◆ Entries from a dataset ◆
= = = = = = =

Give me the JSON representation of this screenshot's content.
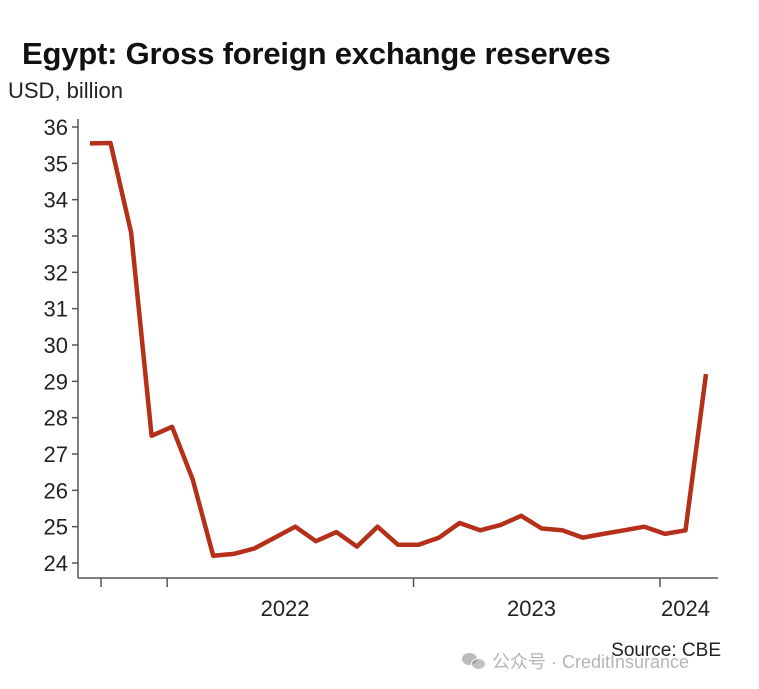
{
  "chart_data": {
    "type": "line",
    "title": "Egypt: Gross foreign exchange reserves",
    "ylabel": "USD, billion",
    "source": "Source: CBE",
    "ylim": [
      24,
      36
    ],
    "yticks": [
      24,
      25,
      26,
      27,
      28,
      29,
      30,
      31,
      32,
      33,
      34,
      35,
      36
    ],
    "xticks": [
      "2022",
      "2023",
      "2024"
    ],
    "grid": false,
    "line_color": "#b5301a",
    "series": [
      {
        "x": [
          "2021-09",
          "2021-10",
          "2021-11",
          "2021-12",
          "2022-01",
          "2022-02",
          "2022-03",
          "2022-04",
          "2022-05",
          "2022-06",
          "2022-07",
          "2022-08",
          "2022-09",
          "2022-10",
          "2022-11",
          "2022-12",
          "2023-01",
          "2023-02",
          "2023-03",
          "2023-04",
          "2023-05",
          "2023-06",
          "2023-07",
          "2023-08",
          "2023-09",
          "2023-10",
          "2023-11",
          "2023-12",
          "2024-01",
          "2024-02",
          "2024-03"
        ],
        "values": [
          35.55,
          35.56,
          33.1,
          27.5,
          27.75,
          26.3,
          24.2,
          24.25,
          24.4,
          24.7,
          25.0,
          24.6,
          24.85,
          24.45,
          25.0,
          24.5,
          24.5,
          24.7,
          25.1,
          24.9,
          25.05,
          25.3,
          24.95,
          24.9,
          24.7,
          24.8,
          24.9,
          25.0,
          24.8,
          24.9,
          29.2
        ]
      }
    ]
  },
  "watermark": "公众号 · CreditInsurance"
}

= = = = = = =

◆ EXERCISE DIRECTIONS ◆
Would you mind returning each entry above word for word, skipping the images?

◆ SOLUTION TO THE EXERCISE ◆
Give me the JSON representation of this screenshot's content.
{
  "chart_data": {
    "type": "line",
    "title": "Egypt: Gross foreign exchange reserves",
    "ylabel": "USD, billion",
    "source": "Source: CBE",
    "ylim": [
      24,
      36
    ],
    "yticks": [
      24,
      25,
      26,
      27,
      28,
      29,
      30,
      31,
      32,
      33,
      34,
      35,
      36
    ],
    "xticks": [
      "2022",
      "2023",
      "2024"
    ],
    "grid": false,
    "line_color": "#b5301a",
    "series": [
      {
        "x": [
          "2021-09",
          "2021-10",
          "2021-11",
          "2021-12",
          "2022-01",
          "2022-02",
          "2022-03",
          "2022-04",
          "2022-05",
          "2022-06",
          "2022-07",
          "2022-08",
          "2022-09",
          "2022-10",
          "2022-11",
          "2022-12",
          "2023-01",
          "2023-02",
          "2023-03",
          "2023-04",
          "2023-05",
          "2023-06",
          "2023-07",
          "2023-08",
          "2023-09",
          "2023-10",
          "2023-11",
          "2023-12",
          "2024-01",
          "2024-02",
          "2024-03"
        ],
        "values": [
          35.55,
          35.56,
          33.1,
          27.5,
          27.75,
          26.3,
          24.2,
          24.25,
          24.4,
          24.7,
          25.0,
          24.6,
          24.85,
          24.45,
          25.0,
          24.5,
          24.5,
          24.7,
          25.1,
          24.9,
          25.05,
          25.3,
          24.95,
          24.9,
          24.7,
          24.8,
          24.9,
          25.0,
          24.8,
          24.9,
          29.2
        ]
      }
    ]
  },
  "watermark": "公众号 · CreditInsurance"
}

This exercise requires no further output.